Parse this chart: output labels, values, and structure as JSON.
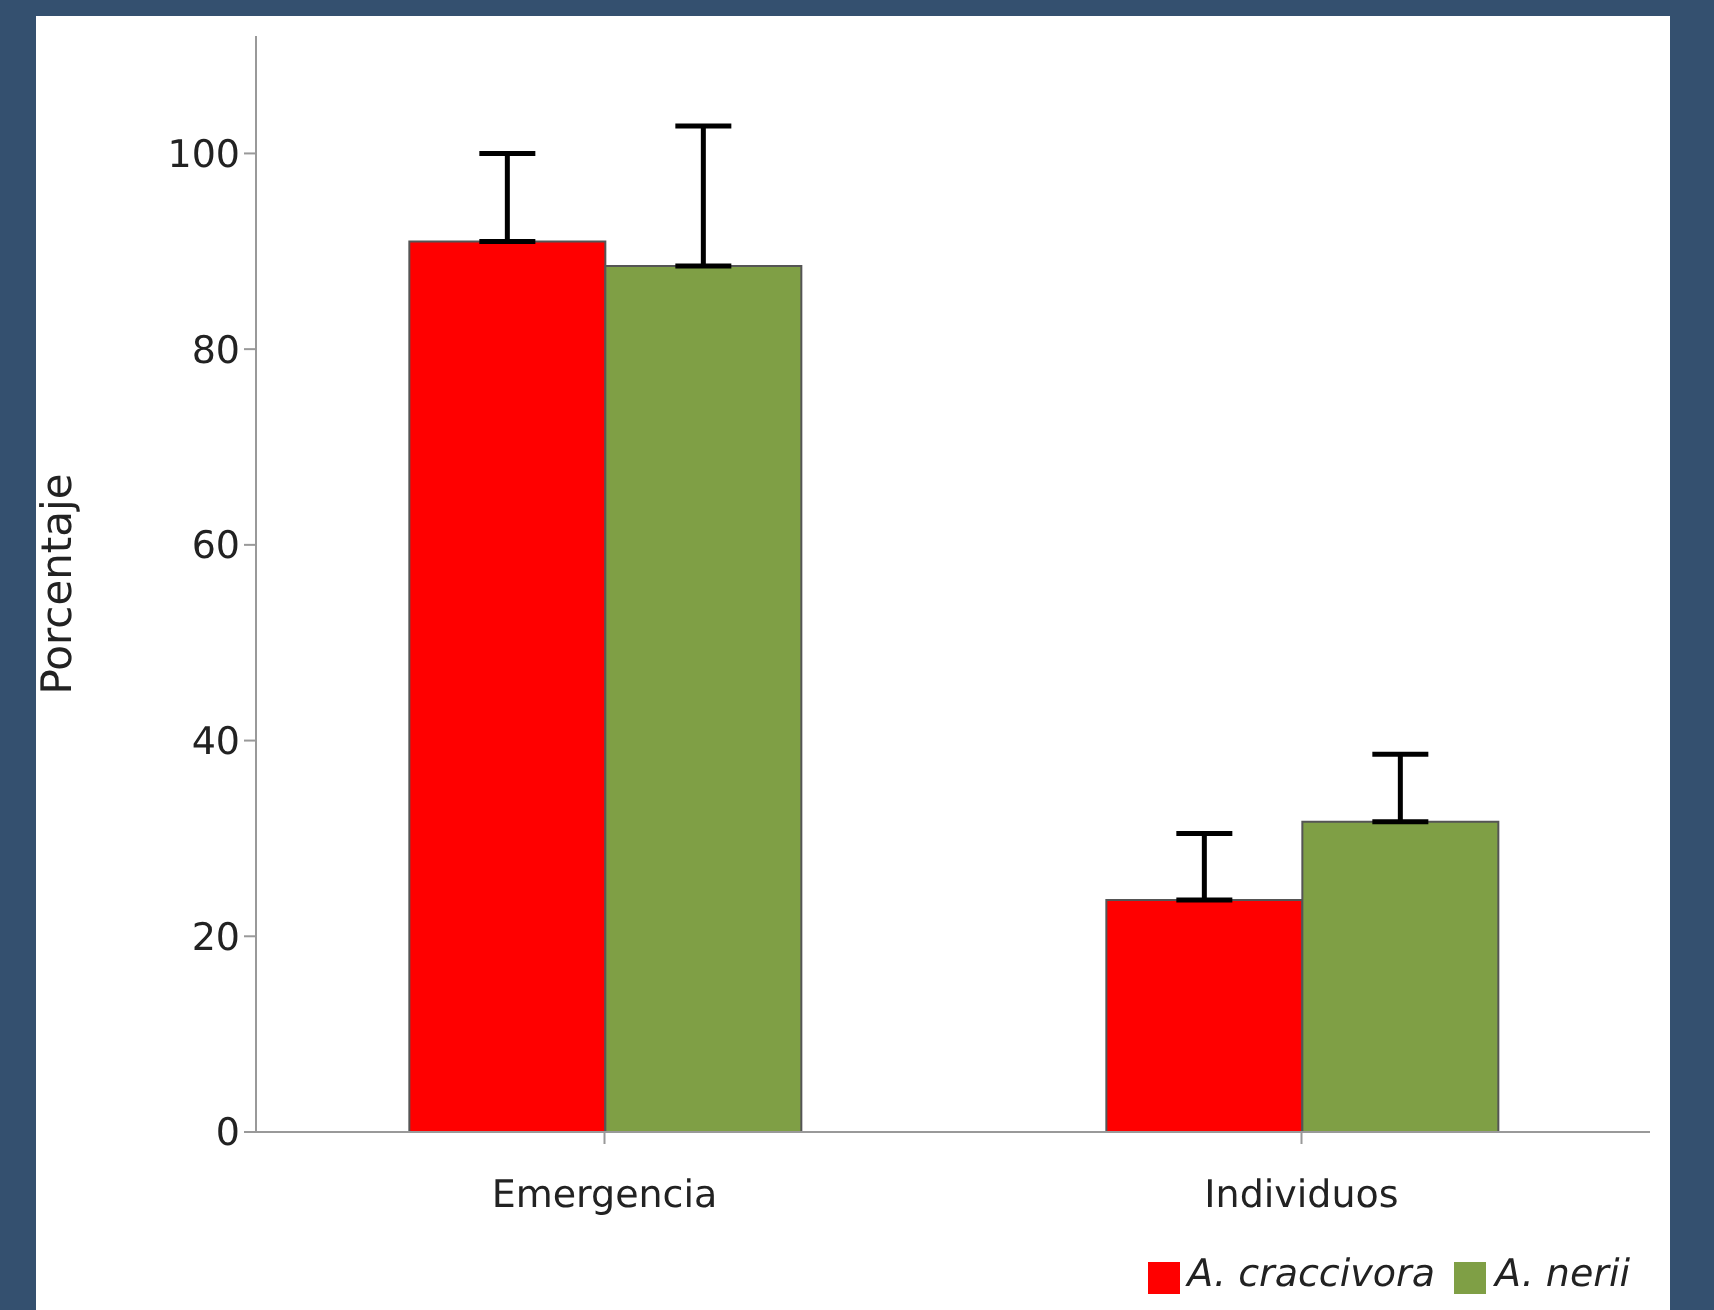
{
  "chart_data": {
    "type": "bar",
    "ylabel": "Porcentaje",
    "categories": [
      "Emergencia",
      "Individuos"
    ],
    "series": [
      {
        "name": "A. craccivora",
        "color": "#ff0000",
        "values": [
          91,
          23.7
        ],
        "errors": [
          [
            91,
            100
          ],
          [
            23.7,
            30.5
          ]
        ]
      },
      {
        "name": "A. nerii",
        "color": "#7f9f45",
        "values": [
          88.5,
          31.7
        ],
        "errors": [
          [
            88.5,
            102.8
          ],
          [
            31.7,
            38.6
          ]
        ]
      }
    ],
    "ylim": [
      0,
      112
    ],
    "yticks": [
      0,
      20,
      40,
      60,
      80,
      100
    ],
    "grid": false,
    "legend": "bottom right"
  }
}
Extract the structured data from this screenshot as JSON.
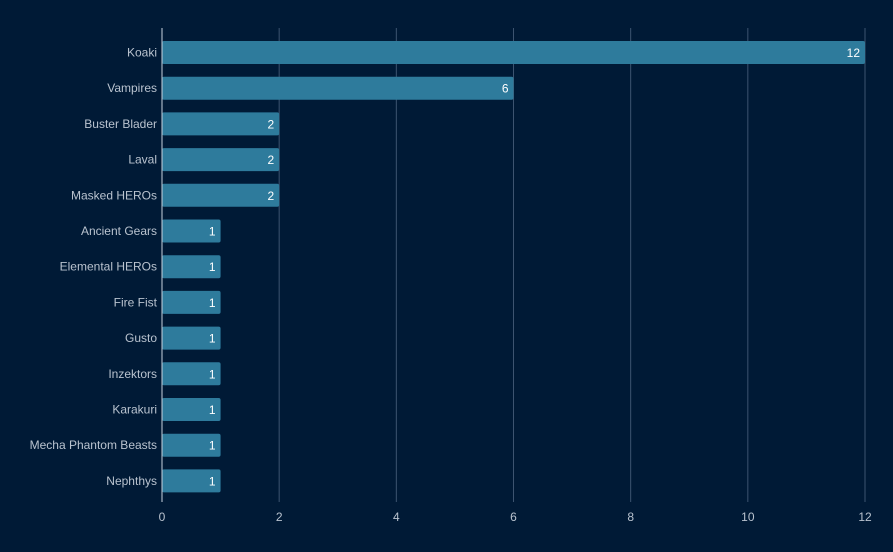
{
  "chart_data": {
    "type": "bar",
    "orientation": "horizontal",
    "title": "",
    "xlabel": "",
    "ylabel": "",
    "categories": [
      "Koaki",
      "Vampires",
      "Buster Blader",
      "Laval",
      "Masked HEROs",
      "Ancient Gears",
      "Elemental HEROs",
      "Fire Fist",
      "Gusto",
      "Inzektors",
      "Karakuri",
      "Mecha Phantom Beasts",
      "Nephthys"
    ],
    "values": [
      12,
      6,
      2,
      2,
      2,
      1,
      1,
      1,
      1,
      1,
      1,
      1,
      1
    ],
    "xlim": [
      0,
      12
    ],
    "xticks": [
      0,
      2,
      4,
      6,
      8,
      10,
      12
    ],
    "grid": true,
    "data_labels": true,
    "colors": {
      "background": "#001a36",
      "bar": "#2e7b9c",
      "grid": "#3d5470",
      "axis": "#c9d3de",
      "text": "#b9c3cf",
      "data_label": "#ffffff"
    }
  }
}
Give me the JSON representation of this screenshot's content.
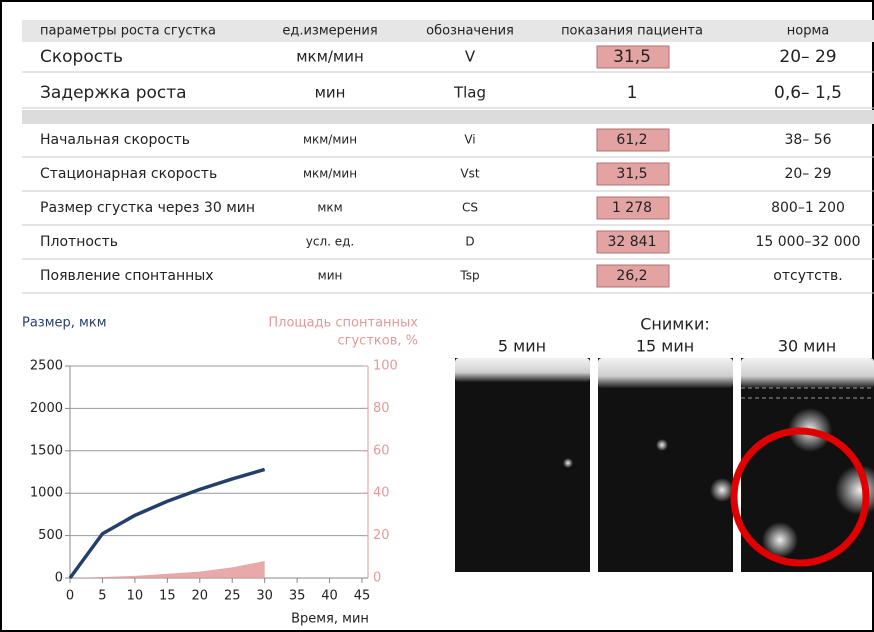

+ + + + +

**Job:**
Copy out every line from the data above that has "screenshot" in it.

**Full output:**
Extract the structured data from this screenshot as JSON.
Give me the JSON representation of this screenshot's content.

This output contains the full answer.